* What the task requires
Each of the entries should be retyped precisely as it appears.

......

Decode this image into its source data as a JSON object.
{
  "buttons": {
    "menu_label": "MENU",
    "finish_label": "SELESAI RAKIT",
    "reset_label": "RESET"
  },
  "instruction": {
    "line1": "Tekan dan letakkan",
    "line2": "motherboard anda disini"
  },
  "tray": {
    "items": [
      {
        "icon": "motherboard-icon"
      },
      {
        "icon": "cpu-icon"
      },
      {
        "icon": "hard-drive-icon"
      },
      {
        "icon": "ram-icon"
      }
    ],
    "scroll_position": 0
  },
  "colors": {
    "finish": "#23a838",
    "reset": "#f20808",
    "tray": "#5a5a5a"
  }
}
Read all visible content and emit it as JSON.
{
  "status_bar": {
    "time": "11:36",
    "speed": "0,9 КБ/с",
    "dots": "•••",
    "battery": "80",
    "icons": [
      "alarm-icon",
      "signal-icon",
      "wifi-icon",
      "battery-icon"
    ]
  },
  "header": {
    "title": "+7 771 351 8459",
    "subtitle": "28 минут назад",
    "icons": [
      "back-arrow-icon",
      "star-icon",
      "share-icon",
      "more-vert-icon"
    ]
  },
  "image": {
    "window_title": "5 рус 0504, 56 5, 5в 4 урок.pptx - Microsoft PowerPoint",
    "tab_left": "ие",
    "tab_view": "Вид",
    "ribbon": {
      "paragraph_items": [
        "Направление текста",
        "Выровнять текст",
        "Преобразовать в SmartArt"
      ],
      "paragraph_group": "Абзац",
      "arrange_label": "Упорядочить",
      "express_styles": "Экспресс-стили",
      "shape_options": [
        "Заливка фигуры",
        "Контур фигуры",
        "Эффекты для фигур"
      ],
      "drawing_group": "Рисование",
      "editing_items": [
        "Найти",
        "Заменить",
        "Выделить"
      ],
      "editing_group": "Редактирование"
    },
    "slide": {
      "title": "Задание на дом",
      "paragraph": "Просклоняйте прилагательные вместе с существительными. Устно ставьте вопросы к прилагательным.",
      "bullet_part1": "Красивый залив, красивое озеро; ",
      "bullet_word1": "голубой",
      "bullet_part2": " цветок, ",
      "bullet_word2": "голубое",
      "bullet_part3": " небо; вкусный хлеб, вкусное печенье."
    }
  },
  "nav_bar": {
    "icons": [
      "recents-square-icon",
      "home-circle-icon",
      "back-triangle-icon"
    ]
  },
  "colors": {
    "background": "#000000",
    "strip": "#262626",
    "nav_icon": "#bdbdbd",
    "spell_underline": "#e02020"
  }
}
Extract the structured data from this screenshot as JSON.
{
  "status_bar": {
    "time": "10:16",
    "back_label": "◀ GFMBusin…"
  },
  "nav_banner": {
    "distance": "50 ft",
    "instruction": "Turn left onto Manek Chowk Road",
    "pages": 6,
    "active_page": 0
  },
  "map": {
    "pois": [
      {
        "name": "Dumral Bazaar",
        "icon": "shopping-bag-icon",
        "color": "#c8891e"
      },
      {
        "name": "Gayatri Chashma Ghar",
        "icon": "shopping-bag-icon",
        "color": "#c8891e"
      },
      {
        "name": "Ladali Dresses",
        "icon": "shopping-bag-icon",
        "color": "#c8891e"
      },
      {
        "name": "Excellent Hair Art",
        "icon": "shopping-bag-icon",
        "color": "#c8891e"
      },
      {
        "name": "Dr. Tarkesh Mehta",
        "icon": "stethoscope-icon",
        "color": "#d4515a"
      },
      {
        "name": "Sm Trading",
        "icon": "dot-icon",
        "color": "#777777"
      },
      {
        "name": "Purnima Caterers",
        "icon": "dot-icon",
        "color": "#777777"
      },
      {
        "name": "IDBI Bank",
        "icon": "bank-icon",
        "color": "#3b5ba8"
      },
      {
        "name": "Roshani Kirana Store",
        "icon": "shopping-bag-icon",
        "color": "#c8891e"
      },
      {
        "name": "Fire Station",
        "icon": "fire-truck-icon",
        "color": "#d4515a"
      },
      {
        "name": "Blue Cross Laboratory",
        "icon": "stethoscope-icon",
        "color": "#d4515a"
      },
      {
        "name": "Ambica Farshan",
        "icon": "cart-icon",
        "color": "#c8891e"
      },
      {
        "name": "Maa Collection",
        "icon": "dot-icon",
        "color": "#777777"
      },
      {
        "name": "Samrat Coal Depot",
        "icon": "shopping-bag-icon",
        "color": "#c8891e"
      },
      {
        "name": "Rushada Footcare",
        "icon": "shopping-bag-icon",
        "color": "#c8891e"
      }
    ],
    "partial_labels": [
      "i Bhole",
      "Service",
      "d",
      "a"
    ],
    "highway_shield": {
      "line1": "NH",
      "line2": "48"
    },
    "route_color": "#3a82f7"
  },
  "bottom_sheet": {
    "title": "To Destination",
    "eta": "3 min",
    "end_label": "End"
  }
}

......

* Response
Decode this image into its source data as a JSON object.
{
  "buttons": {
    "menu_label": "MENU",
    "finish_label": "SELESAI RAKIT",
    "reset_label": "RESET"
  },
  "instruction": {
    "line1": "Tekan dan letakkan",
    "line2": "motherboard anda disini"
  },
  "tray": {
    "items": [
      {
        "icon": "motherboard-icon"
      },
      {
        "icon": "cpu-icon"
      },
      {
        "icon": "hard-drive-icon"
      },
      {
        "icon": "ram-icon"
      }
    ],
    "scroll_position": 0
  },
  "colors": {
    "finish": "#23a838",
    "reset": "#f20808",
    "tray": "#5a5a5a"
  }
}
Read all visible content and emit it as JSON.
{
  "status_bar": {
    "time": "11:36",
    "speed": "0,9 КБ/с",
    "dots": "•••",
    "battery": "80",
    "icons": [
      "alarm-icon",
      "signal-icon",
      "wifi-icon",
      "battery-icon"
    ]
  },
  "header": {
    "title": "+7 771 351 8459",
    "subtitle": "28 минут назад",
    "icons": [
      "back-arrow-icon",
      "star-icon",
      "share-icon",
      "more-vert-icon"
    ]
  },
  "image": {
    "window_title": "5 рус 0504, 56 5, 5в 4 урок.pptx - Microsoft PowerPoint",
    "tab_left": "ие",
    "tab_view": "Вид",
    "ribbon": {
      "paragraph_items": [
        "Направление текста",
        "Выровнять текст",
        "Преобразовать в SmartArt"
      ],
      "paragraph_group": "Абзац",
      "arrange_label": "Упорядочить",
      "express_styles": "Экспресс-стили",
      "shape_options": [
        "Заливка фигуры",
        "Контур фигуры",
        "Эффекты для фигур"
      ],
      "drawing_group": "Рисование",
      "editing_items": [
        "Найти",
        "Заменить",
        "Выделить"
      ],
      "editing_group": "Редактирование"
    },
    "slide": {
      "title": "Задание на дом",
      "paragraph": "Просклоняйте прилагательные вместе с существительными. Устно ставьте вопросы к прилагательным.",
      "bullet_part1": "Красивый залив, красивое озеро; ",
      "bullet_word1": "голубой",
      "bullet_part2": " цветок, ",
      "bullet_word2": "голубое",
      "bullet_part3": " небо; вкусный хлеб, вкусное печенье."
    }
  },
  "nav_bar": {
    "icons": [
      "recents-square-icon",
      "home-circle-icon",
      "back-triangle-icon"
    ]
  },
  "colors": {
    "background": "#000000",
    "strip": "#262626",
    "nav_icon": "#bdbdbd",
    "spell_underline": "#e02020"
  }
}
Extract the structured data from this screenshot as JSON.
{
  "status_bar": {
    "time": "10:16",
    "back_label": "◀ GFMBusin…"
  },
  "nav_banner": {
    "distance": "50 ft",
    "instruction": "Turn left onto Manek Chowk Road",
    "pages": 6,
    "active_page": 0
  },
  "map": {
    "pois": [
      {
        "name": "Dumral Bazaar",
        "icon": "shopping-bag-icon",
        "color": "#c8891e"
      },
      {
        "name": "Gayatri Chashma Ghar",
        "icon": "shopping-bag-icon",
        "color": "#c8891e"
      },
      {
        "name": "Ladali Dresses",
        "icon": "shopping-bag-icon",
        "color": "#c8891e"
      },
      {
        "name": "Excellent Hair Art",
        "icon": "shopping-bag-icon",
        "color": "#c8891e"
      },
      {
        "name": "Dr. Tarkesh Mehta",
        "icon": "stethoscope-icon",
        "color": "#d4515a"
      },
      {
        "name": "Sm Trading",
        "icon": "dot-icon",
        "color": "#777777"
      },
      {
        "name": "Purnima Caterers",
        "icon": "dot-icon",
        "color": "#777777"
      },
      {
        "name": "IDBI Bank",
        "icon": "bank-icon",
        "color": "#3b5ba8"
      },
      {
        "name": "Roshani Kirana Store",
        "icon": "shopping-bag-icon",
        "color": "#c8891e"
      },
      {
        "name": "Fire Station",
        "icon": "fire-truck-icon",
        "color": "#d4515a"
      },
      {
        "name": "Blue Cross Laboratory",
        "icon": "stethoscope-icon",
        "color": "#d4515a"
      },
      {
        "name": "Ambica Farshan",
        "icon": "cart-icon",
        "color": "#c8891e"
      },
      {
        "name": "Maa Collection",
        "icon": "dot-icon",
        "color": "#777777"
      },
      {
        "name": "Samrat Coal Depot",
        "icon": "shopping-bag-icon",
        "color": "#c8891e"
      },
      {
        "name": "Rushada Footcare",
        "icon": "shopping-bag-icon",
        "color": "#c8891e"
      }
    ],
    "partial_labels": [
      "i Bhole",
      "Service",
      "d",
      "a"
    ],
    "highway_shield": {
      "line1": "NH",
      "line2": "48"
    },
    "route_color": "#3a82f7"
  },
  "bottom_sheet": {
    "title": "To Destination",
    "eta": "3 min",
    "end_label": "End"
  }
}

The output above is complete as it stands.